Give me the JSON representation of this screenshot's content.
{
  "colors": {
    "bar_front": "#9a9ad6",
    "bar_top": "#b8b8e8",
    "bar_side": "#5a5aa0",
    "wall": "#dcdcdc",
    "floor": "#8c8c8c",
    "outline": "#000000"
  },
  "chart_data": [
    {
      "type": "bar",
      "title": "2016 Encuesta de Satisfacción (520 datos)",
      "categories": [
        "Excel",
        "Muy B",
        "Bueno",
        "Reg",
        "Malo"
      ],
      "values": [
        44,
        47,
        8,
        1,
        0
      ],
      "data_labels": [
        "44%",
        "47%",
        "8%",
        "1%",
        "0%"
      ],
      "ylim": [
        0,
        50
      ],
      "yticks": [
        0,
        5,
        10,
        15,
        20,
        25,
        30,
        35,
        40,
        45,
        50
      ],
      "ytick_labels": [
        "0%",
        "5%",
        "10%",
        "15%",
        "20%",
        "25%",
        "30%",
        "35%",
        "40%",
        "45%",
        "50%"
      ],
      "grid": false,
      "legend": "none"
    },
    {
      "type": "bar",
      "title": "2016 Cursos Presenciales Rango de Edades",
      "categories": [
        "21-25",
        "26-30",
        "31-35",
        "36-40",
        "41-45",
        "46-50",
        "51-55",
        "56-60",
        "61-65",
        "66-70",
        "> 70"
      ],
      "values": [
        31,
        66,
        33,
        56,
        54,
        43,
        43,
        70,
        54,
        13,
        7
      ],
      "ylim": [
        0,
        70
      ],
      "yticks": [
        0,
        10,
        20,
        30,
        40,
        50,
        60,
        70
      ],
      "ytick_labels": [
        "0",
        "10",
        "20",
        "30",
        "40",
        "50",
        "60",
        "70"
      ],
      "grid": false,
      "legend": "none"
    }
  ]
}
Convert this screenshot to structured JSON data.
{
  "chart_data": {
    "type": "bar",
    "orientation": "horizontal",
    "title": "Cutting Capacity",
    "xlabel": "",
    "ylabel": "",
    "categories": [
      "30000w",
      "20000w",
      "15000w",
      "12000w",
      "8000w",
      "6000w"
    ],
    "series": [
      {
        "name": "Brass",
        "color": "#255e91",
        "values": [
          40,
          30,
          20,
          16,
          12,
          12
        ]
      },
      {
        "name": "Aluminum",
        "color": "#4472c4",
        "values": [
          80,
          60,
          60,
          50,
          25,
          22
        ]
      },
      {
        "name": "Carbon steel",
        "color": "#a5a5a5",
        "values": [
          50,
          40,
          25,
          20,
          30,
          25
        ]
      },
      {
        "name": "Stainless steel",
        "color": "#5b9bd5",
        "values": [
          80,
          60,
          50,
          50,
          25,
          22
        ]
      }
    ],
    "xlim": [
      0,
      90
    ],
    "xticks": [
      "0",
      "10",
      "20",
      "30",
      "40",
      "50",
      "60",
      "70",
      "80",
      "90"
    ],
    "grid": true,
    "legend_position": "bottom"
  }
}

▸ EXERCISE DESCRIPTION:
Set down, word for word, only the lines running from the line with "Convert this screenshot" to the last line of the listing above. Both of those lines belong in your answer.

▸ THE RESPONSE:
Convert this screenshot to structured JSON data.
{
  "chart_data": {
    "type": "bar",
    "orientation": "horizontal",
    "title": "Cutting Capacity",
    "xlabel": "",
    "ylabel": "",
    "categories": [
      "30000w",
      "20000w",
      "15000w",
      "12000w",
      "8000w",
      "6000w"
    ],
    "series": [
      {
        "name": "Brass",
        "color": "#255e91",
        "values": [
          40,
          30,
          20,
          16,
          12,
          12
        ]
      },
      {
        "name": "Aluminum",
        "color": "#4472c4",
        "values": [
          80,
          60,
          60,
          50,
          25,
          22
        ]
      },
      {
        "name": "Carbon steel",
        "color": "#a5a5a5",
        "values": [
          50,
          40,
          25,
          20,
          30,
          25
        ]
      },
      {
        "name": "Stainless steel",
        "color": "#5b9bd5",
        "values": [
          80,
          60,
          50,
          50,
          25,
          22
        ]
      }
    ],
    "xlim": [
      0,
      90
    ],
    "xticks": [
      "0",
      "10",
      "20",
      "30",
      "40",
      "50",
      "60",
      "70",
      "80",
      "90"
    ],
    "grid": true,
    "legend_position": "bottom"
  }
}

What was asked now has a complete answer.